▸ **TRECHO APRESENTADO**:

Aqui abaixo o pronunciamento feito por mim em ocasião da sessão especial na Assembléia legislativa do estado do Maranhão a convite da deputada Helena Huley (PT), contando com a presença de Dom Belisário arcebispo de São Luis, o pastor anglicano Fabiano G.Caldas, a pastora luterana Franciene e o Pe. Flavio Lazzarin coordenador da CNBB.
Algumas reflexões gerais iniciais1. A CF não quer atacar a economia em si. Ela faz parte da vida, e é essencial para a sobrevivência dos seres vivos. No caso, se quer analisar e denunciar as contradições e as desumanizações que um determinado modelo de economia pratica. Quer ‘denunciar a perversidade de todo modelo econômico que visa, em primeiro lugar, ao lucro, a acumulação, o desperdício, sem se importar com a desigualdade, a miséria, a fome e a morte’(texto-base CF); positivamente, quer educar para a prática de uma economia de solidariedade, a sobriedade, a reciprocidade, a honestidade.
2. Tampouco é objetivo da CF apresentar tecnicamente um modelo alternativo ao que vigora, e sim fazer um julgamento ético e humano, propondo horizontes novos e reafirmar valores éticos para superar as atuais contradições do modelo econômico.
3. Nada mais conveniente como hoje abordar essa temática, diante das numerosas crises econômicas e financeiras que colocam em xeque a validade desse modelo e a competência de os humanos se administrarem e administrarem os bens da natureza. E principalmente, agora, numa hora em que parece consolidada a idéia de que - apesar da crise mundial - nós aqui, no Brasil, estaríamos inaugurando uma inédita etapa histórica de autêntico desenvolvimento, e este, entendido unicamente como crescimento econômico e não como crescimento humano, crescimento de uma verdadeira consciência ambiental, de responsabilidade social e de consumo, de novas formas de sociabilidades pautadas pela sobriedade, a reciprocidade, a solidariedade, etc.

▸ **EXERCÍCIO PROPOSTO 1**: Copie palavra por palavra os registros, do começo até a linha com "- x-tick-label: Трав.: [54, 488, 87, 503]", incluindo essa linha.
O texto e os registros não têm nenhuma ligação entre si.

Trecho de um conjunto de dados

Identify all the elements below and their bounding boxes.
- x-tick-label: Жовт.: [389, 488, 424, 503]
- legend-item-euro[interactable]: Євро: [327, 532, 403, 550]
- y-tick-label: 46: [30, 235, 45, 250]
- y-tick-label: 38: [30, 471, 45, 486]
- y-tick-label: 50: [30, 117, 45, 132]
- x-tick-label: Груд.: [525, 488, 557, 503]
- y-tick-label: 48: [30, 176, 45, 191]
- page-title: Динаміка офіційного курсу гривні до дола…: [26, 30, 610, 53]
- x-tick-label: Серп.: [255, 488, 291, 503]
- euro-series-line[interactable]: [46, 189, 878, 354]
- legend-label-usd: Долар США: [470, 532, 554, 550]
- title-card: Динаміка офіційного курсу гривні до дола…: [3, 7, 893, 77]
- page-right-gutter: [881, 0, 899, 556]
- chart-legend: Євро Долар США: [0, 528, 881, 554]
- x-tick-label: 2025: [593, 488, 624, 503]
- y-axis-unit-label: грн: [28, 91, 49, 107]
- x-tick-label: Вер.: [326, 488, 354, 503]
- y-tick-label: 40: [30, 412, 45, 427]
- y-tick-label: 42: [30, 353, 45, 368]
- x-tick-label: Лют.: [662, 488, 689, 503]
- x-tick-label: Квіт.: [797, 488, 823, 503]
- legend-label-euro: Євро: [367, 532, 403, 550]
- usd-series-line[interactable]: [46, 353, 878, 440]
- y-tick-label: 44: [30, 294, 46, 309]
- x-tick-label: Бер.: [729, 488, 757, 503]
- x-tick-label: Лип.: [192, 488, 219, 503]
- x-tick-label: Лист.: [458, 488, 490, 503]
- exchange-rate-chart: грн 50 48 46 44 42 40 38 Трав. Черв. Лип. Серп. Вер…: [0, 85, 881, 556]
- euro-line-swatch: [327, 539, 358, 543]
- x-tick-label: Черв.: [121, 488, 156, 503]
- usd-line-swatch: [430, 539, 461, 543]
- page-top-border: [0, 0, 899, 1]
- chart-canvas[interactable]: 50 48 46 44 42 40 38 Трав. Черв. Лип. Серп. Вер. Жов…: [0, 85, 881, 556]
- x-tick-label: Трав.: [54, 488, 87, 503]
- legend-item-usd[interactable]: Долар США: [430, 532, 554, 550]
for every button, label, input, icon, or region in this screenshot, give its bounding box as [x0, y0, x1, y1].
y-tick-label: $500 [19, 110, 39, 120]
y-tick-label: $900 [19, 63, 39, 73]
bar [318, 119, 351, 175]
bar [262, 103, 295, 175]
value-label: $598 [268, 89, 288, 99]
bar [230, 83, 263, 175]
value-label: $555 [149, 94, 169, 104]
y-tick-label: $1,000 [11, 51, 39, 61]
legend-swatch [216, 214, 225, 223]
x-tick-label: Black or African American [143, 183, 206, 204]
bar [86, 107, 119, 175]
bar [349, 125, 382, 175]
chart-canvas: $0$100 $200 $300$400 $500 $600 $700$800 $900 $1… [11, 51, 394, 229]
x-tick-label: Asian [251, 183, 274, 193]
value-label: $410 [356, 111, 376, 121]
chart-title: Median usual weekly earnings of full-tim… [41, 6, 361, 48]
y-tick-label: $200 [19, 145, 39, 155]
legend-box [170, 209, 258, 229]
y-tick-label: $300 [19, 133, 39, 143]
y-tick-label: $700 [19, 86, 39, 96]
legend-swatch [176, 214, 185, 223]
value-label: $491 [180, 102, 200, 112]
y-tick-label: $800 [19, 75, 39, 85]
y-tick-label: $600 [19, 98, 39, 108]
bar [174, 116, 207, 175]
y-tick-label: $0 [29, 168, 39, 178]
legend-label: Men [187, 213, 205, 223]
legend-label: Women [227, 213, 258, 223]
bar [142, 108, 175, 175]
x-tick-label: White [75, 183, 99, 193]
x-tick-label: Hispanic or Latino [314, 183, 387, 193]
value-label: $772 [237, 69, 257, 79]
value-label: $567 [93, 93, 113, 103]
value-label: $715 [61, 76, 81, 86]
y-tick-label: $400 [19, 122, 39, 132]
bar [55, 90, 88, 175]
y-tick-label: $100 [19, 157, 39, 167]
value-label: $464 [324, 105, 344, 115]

▸ **EXERCÍCIO PROPOSTO 2**: Retome o pronunciamento sobre a CF e o modelo econômico a partir do ponto em que ele para.

▸ **RESPOSTA DO EXERCÍCIO 1**:
Identify all the elements below and their bounding boxes.
- x-tick-label: Жовт.: [389, 488, 424, 503]
- legend-item-euro[interactable]: Євро: [327, 532, 403, 550]
- y-tick-label: 46: [30, 235, 45, 250]
- y-tick-label: 38: [30, 471, 45, 486]
- y-tick-label: 50: [30, 117, 45, 132]
- x-tick-label: Груд.: [525, 488, 557, 503]
- y-tick-label: 48: [30, 176, 45, 191]
- page-title: Динаміка офіційного курсу гривні до дола…: [26, 30, 610, 53]
- x-tick-label: Серп.: [255, 488, 291, 503]
- euro-series-line[interactable]: [46, 189, 878, 354]
- legend-label-usd: Долар США: [470, 532, 554, 550]
- title-card: Динаміка офіційного курсу гривні до дола…: [3, 7, 893, 77]
- page-right-gutter: [881, 0, 899, 556]
- chart-legend: Євро Долар США: [0, 528, 881, 554]
- x-tick-label: 2025: [593, 488, 624, 503]
- y-axis-unit-label: грн: [28, 91, 49, 107]
- x-tick-label: Вер.: [326, 488, 354, 503]
- y-tick-label: 40: [30, 412, 45, 427]
- y-tick-label: 42: [30, 353, 45, 368]
- x-tick-label: Лют.: [662, 488, 689, 503]
- x-tick-label: Квіт.: [797, 488, 823, 503]
- legend-label-euro: Євро: [367, 532, 403, 550]
- usd-series-line[interactable]: [46, 353, 878, 440]
- y-tick-label: 44: [30, 294, 46, 309]
- x-tick-label: Бер.: [729, 488, 757, 503]
- x-tick-label: Лип.: [192, 488, 219, 503]
- x-tick-label: Лист.: [458, 488, 490, 503]
- exchange-rate-chart: грн 50 48 46 44 42 40 38 Трав. Черв. Лип. Серп. Вер…: [0, 85, 881, 556]
- euro-line-swatch: [327, 539, 358, 543]
- x-tick-label: Черв.: [121, 488, 156, 503]
- usd-line-swatch: [430, 539, 461, 543]
- page-top-border: [0, 0, 899, 1]
- chart-canvas[interactable]: 50 48 46 44 42 40 38 Трав. Черв. Лип. Серп. Вер. Жов…: [0, 85, 881, 556]
- x-tick-label: Трав.: [54, 488, 87, 503]

▸ **RESPOSTA DO EXERCÍCIO 2**:
4. O atual modelo econômico não tem a ver só com modos de produção, comprar e vender, com transações comerciais, investimentos financeiros, etc. mas tem a ver com a totalidade da vida. Ele mexe com o todo e interfere no todo. É totalizante. Ele é portador de uma espiritualidade/mística e de um modo de ser cidadão hoje. O importante para o atual modelo é conseguir que os seus adeptos incorporem sua lógica e moldem seus comportamentos a partir dela e se tornem seus dependentes...(os novos consumidores-dependentes)
5. Segundo esse modelo, genericamente chamado de ‘livre mercado’ para ser reconhecido como cidadão é preciso entrar na lógica do mercado, ou seja, aceitar que tudo pode ser comprado e vendido. Que tudo: sonhos, sentimentos, emoções, bens imateriais, etc. podem e devem ter valor pecuniário. Quem não consome não é plenamente cidadão!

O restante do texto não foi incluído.